[BEGIN]

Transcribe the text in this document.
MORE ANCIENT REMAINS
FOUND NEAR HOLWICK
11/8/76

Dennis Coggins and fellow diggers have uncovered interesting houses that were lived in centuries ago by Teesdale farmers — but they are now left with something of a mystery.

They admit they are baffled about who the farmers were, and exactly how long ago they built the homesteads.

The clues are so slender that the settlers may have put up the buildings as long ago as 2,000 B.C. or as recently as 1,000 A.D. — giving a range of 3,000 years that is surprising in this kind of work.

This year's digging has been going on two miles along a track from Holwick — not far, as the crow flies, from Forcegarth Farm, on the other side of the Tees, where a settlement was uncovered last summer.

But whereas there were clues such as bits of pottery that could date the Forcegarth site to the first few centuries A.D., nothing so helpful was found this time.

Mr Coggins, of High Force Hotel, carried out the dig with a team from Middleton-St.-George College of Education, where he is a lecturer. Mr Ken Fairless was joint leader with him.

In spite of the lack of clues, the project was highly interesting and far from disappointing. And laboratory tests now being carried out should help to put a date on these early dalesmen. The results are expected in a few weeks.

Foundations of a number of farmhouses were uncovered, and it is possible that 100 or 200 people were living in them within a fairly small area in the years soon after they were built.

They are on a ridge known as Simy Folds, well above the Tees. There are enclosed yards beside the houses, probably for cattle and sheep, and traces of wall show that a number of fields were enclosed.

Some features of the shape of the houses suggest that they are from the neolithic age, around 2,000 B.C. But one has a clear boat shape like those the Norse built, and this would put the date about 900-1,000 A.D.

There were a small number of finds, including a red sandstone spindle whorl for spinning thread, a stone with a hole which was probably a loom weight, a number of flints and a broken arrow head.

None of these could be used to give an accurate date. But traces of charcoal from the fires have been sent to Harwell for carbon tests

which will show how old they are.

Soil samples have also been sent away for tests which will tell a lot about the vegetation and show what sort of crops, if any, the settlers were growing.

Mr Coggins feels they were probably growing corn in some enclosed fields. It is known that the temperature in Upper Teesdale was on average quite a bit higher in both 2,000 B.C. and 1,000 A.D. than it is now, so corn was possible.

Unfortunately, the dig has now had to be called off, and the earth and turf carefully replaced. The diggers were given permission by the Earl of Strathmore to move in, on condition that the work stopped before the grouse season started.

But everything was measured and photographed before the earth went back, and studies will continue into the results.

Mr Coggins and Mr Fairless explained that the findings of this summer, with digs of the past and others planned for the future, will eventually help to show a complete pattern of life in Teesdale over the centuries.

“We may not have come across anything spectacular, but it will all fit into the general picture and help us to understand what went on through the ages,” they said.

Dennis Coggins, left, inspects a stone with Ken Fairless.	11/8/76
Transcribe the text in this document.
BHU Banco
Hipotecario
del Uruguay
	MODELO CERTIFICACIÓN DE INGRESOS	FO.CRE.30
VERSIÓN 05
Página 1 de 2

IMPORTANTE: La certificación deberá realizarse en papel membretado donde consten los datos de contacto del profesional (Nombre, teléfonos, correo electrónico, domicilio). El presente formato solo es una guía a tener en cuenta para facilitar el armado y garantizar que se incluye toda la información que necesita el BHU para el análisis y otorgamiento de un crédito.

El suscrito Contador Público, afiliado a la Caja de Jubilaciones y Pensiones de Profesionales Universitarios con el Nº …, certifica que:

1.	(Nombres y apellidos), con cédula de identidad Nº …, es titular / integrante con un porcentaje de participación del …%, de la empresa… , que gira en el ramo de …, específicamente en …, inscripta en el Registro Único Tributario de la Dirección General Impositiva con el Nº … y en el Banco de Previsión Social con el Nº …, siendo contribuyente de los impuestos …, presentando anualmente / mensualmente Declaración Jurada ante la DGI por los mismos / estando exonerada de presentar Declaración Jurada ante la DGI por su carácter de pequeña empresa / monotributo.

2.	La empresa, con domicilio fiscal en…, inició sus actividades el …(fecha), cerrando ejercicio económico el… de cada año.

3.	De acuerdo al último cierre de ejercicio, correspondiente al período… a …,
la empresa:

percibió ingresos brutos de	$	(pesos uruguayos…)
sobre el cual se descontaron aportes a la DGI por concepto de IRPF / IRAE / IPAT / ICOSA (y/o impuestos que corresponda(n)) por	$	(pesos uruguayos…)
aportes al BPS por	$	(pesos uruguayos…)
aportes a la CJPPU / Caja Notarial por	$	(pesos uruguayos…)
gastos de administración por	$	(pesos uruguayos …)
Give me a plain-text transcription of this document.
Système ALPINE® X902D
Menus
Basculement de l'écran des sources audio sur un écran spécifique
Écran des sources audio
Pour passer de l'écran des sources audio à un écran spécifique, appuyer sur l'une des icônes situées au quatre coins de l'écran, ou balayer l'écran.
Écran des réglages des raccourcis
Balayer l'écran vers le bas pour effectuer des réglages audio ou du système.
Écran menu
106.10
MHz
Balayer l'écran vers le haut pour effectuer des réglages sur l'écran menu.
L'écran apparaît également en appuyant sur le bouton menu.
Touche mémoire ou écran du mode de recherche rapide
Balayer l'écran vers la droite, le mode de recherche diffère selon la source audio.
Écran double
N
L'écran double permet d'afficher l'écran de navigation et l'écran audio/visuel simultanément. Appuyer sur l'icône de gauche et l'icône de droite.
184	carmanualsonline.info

[END]

WHAT IS EXPECTED: Which lines contain "into"? Copy each of them.

COMPLETED TASK:
But everything was measured and photographed before the earth went back, and studies will continue into the results.
“We may not have come across anything spectacular, but it will all fit into the general picture and help us to understand what went on through the ages,” they said.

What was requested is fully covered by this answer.